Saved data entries
## start

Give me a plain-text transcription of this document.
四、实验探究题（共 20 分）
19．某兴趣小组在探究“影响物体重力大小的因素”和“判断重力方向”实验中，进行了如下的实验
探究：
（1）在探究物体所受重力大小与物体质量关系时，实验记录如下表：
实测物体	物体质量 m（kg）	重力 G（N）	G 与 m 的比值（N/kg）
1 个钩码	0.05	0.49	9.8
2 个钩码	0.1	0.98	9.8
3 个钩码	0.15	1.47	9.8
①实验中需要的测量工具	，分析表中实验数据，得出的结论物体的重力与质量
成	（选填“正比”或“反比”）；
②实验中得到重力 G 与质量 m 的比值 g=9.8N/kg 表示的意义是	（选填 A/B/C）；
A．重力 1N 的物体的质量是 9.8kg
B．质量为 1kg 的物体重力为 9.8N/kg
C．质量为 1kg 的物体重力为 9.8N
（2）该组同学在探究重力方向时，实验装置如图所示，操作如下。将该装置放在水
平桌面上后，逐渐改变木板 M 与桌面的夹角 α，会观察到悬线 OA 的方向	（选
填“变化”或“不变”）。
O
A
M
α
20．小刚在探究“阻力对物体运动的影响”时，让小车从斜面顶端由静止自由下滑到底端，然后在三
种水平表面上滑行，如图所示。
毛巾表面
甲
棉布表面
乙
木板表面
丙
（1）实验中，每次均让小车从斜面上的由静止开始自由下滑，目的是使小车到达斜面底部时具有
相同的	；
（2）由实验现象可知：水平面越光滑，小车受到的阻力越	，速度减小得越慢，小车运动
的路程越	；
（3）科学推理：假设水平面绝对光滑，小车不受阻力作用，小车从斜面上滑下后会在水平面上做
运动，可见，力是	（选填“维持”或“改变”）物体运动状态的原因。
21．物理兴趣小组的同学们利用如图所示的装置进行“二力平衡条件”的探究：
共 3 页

## end

* **Set task**: Every record above must be duplicated exactly.

* **The output**:
Give me a plain-text transcription of this document.
四、实验探究题（共 20 分）
19．某兴趣小组在探究“影响物体重力大小的因素”和“判断重力方向”实验中，进行了如下的实验
探究：
（1）在探究物体所受重力大小与物体质量关系时，实验记录如下表：
实测物体	物体质量 m（kg）	重力 G（N）	G 与 m 的比值（N/kg）
1 个钩码	0.05	0.49	9.8
2 个钩码	0.1	0.98	9.8
3 个钩码	0.15	1.47	9.8
①实验中需要的测量工具	，分析表中实验数据，得出的结论物体的重力与质量
成	（选填“正比”或“反比”）；
②实验中得到重力 G 与质量 m 的比值 g=9.8N/kg 表示的意义是	（选填 A/B/C）；
A．重力 1N 的物体的质量是 9.8kg
B．质量为 1kg 的物体重力为 9.8N/kg
C．质量为 1kg 的物体重力为 9.8N
（2）该组同学在探究重力方向时，实验装置如图所示，操作如下。将该装置放在水
平桌面上后，逐渐改变木板 M 与桌面的夹角 α，会观察到悬线 OA 的方向	（选
填“变化”或“不变”）。
O
A
M
α
20．小刚在探究“阻力对物体运动的影响”时，让小车从斜面顶端由静止自由下滑到底端，然后在三
种水平表面上滑行，如图所示。
毛巾表面
甲
棉布表面
乙
木板表面
丙
（1）实验中，每次均让小车从斜面上的由静止开始自由下滑，目的是使小车到达斜面底部时具有
相同的	；
（2）由实验现象可知：水平面越光滑，小车受到的阻力越	，速度减小得越慢，小车运动
的路程越	；
（3）科学推理：假设水平面绝对光滑，小车不受阻力作用，小车从斜面上滑下后会在水平面上做
运动，可见，力是	（选填“维持”或“改变”）物体运动状态的原因。
21．物理兴趣小组的同学们利用如图所示的装置进行“二力平衡条件”的探究：
共 3 页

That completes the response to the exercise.